[Stored data]

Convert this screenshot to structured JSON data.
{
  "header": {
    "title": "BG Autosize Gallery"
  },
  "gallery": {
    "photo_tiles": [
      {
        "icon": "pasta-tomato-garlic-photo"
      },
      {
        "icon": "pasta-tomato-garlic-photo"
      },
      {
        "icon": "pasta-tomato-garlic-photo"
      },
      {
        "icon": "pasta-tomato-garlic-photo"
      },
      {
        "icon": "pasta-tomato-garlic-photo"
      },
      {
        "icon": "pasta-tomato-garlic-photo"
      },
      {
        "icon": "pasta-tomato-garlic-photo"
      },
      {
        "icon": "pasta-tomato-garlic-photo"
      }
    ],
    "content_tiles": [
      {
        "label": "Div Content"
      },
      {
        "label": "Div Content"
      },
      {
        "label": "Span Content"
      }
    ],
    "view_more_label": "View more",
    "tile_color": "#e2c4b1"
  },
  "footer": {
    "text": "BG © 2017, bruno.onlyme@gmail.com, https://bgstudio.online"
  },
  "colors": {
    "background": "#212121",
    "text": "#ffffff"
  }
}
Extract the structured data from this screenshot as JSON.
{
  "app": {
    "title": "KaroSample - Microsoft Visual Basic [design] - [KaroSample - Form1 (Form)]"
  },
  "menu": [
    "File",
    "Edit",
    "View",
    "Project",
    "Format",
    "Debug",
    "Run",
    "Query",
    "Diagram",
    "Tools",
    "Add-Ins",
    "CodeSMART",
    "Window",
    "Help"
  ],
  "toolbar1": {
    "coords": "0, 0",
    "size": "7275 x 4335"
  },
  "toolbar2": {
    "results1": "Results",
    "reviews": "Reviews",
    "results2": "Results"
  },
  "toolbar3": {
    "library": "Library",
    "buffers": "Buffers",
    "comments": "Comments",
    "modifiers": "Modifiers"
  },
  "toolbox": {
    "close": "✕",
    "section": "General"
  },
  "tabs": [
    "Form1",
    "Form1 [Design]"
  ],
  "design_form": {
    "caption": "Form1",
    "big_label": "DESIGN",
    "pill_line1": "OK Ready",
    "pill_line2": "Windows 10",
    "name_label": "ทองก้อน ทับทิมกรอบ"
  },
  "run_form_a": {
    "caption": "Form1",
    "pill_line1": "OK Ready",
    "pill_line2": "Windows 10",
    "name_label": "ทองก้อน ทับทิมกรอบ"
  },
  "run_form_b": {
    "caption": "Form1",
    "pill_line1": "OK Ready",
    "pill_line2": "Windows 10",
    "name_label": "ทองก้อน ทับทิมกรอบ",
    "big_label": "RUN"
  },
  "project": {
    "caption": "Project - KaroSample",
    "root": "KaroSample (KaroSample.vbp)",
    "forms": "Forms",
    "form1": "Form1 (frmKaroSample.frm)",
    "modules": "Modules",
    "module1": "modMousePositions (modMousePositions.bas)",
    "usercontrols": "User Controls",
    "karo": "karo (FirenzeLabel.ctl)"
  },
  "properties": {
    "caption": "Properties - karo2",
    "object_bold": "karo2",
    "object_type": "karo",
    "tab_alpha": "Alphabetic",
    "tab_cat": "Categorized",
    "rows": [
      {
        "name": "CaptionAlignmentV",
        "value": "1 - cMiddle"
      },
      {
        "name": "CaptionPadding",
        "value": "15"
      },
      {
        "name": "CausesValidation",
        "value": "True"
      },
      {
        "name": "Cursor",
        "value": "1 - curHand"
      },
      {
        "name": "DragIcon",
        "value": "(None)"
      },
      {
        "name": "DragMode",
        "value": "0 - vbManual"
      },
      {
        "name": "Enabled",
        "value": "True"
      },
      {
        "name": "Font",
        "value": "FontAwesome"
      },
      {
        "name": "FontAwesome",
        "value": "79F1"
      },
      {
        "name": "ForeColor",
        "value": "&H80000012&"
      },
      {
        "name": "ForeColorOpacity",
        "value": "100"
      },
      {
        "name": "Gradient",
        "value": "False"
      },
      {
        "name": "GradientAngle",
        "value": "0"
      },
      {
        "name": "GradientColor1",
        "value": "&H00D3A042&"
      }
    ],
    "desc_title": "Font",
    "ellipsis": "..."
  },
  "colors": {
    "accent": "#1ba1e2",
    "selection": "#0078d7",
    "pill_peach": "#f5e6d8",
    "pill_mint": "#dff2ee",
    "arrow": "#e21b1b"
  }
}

* [What you will do]:
Write out the whole listing again, exactly as it stands.

* [Worked solution]:
Convert this screenshot to structured JSON data.
{
  "header": {
    "title": "BG Autosize Gallery"
  },
  "gallery": {
    "photo_tiles": [
      {
        "icon": "pasta-tomato-garlic-photo"
      },
      {
        "icon": "pasta-tomato-garlic-photo"
      },
      {
        "icon": "pasta-tomato-garlic-photo"
      },
      {
        "icon": "pasta-tomato-garlic-photo"
      },
      {
        "icon": "pasta-tomato-garlic-photo"
      },
      {
        "icon": "pasta-tomato-garlic-photo"
      },
      {
        "icon": "pasta-tomato-garlic-photo"
      },
      {
        "icon": "pasta-tomato-garlic-photo"
      }
    ],
    "content_tiles": [
      {
        "label": "Div Content"
      },
      {
        "label": "Div Content"
      },
      {
        "label": "Span Content"
      }
    ],
    "view_more_label": "View more",
    "tile_color": "#e2c4b1"
  },
  "footer": {
    "text": "BG © 2017, bruno.onlyme@gmail.com, https://bgstudio.online"
  },
  "colors": {
    "background": "#212121",
    "text": "#ffffff"
  }
}
Extract the structured data from this screenshot as JSON.
{
  "app": {
    "title": "KaroSample - Microsoft Visual Basic [design] - [KaroSample - Form1 (Form)]"
  },
  "menu": [
    "File",
    "Edit",
    "View",
    "Project",
    "Format",
    "Debug",
    "Run",
    "Query",
    "Diagram",
    "Tools",
    "Add-Ins",
    "CodeSMART",
    "Window",
    "Help"
  ],
  "toolbar1": {
    "coords": "0, 0",
    "size": "7275 x 4335"
  },
  "toolbar2": {
    "results1": "Results",
    "reviews": "Reviews",
    "results2": "Results"
  },
  "toolbar3": {
    "library": "Library",
    "buffers": "Buffers",
    "comments": "Comments",
    "modifiers": "Modifiers"
  },
  "toolbox": {
    "close": "✕",
    "section": "General"
  },
  "tabs": [
    "Form1",
    "Form1 [Design]"
  ],
  "design_form": {
    "caption": "Form1",
    "big_label": "DESIGN",
    "pill_line1": "OK Ready",
    "pill_line2": "Windows 10",
    "name_label": "ทองก้อน ทับทิมกรอบ"
  },
  "run_form_a": {
    "caption": "Form1",
    "pill_line1": "OK Ready",
    "pill_line2": "Windows 10",
    "name_label": "ทองก้อน ทับทิมกรอบ"
  },
  "run_form_b": {
    "caption": "Form1",
    "pill_line1": "OK Ready",
    "pill_line2": "Windows 10",
    "name_label": "ทองก้อน ทับทิมกรอบ",
    "big_label": "RUN"
  },
  "project": {
    "caption": "Project - KaroSample",
    "root": "KaroSample (KaroSample.vbp)",
    "forms": "Forms",
    "form1": "Form1 (frmKaroSample.frm)",
    "modules": "Modules",
    "module1": "modMousePositions (modMousePositions.bas)",
    "usercontrols": "User Controls",
    "karo": "karo (FirenzeLabel.ctl)"
  },
  "properties": {
    "caption": "Properties - karo2",
    "object_bold": "karo2",
    "object_type": "karo",
    "tab_alpha": "Alphabetic",
    "tab_cat": "Categorized",
    "rows": [
      {
        "name": "CaptionAlignmentV",
        "value": "1 - cMiddle"
      },
      {
        "name": "CaptionPadding",
        "value": "15"
      },
      {
        "name": "CausesValidation",
        "value": "True"
      },
      {
        "name": "Cursor",
        "value": "1 - curHand"
      },
      {
        "name": "DragIcon",
        "value": "(None)"
      },
      {
        "name": "DragMode",
        "value": "0 - vbManual"
      },
      {
        "name": "Enabled",
        "value": "True"
      },
      {
        "name": "Font",
        "value": "FontAwesome"
      },
      {
        "name": "FontAwesome",
        "value": "79F1"
      },
      {
        "name": "ForeColor",
        "value": "&H80000012&"
      },
      {
        "name": "ForeColorOpacity",
        "value": "100"
      },
      {
        "name": "Gradient",
        "value": "False"
      },
      {
        "name": "GradientAngle",
        "value": "0"
      },
      {
        "name": "GradientColor1",
        "value": "&H00D3A042&"
      }
    ],
    "desc_title": "Font",
    "ellipsis": "..."
  },
  "colors": {
    "accent": "#1ba1e2",
    "selection": "#0078d7",
    "pill_peach": "#f5e6d8",
    "pill_mint": "#dff2ee",
    "arrow": "#e21b1b"
  }
}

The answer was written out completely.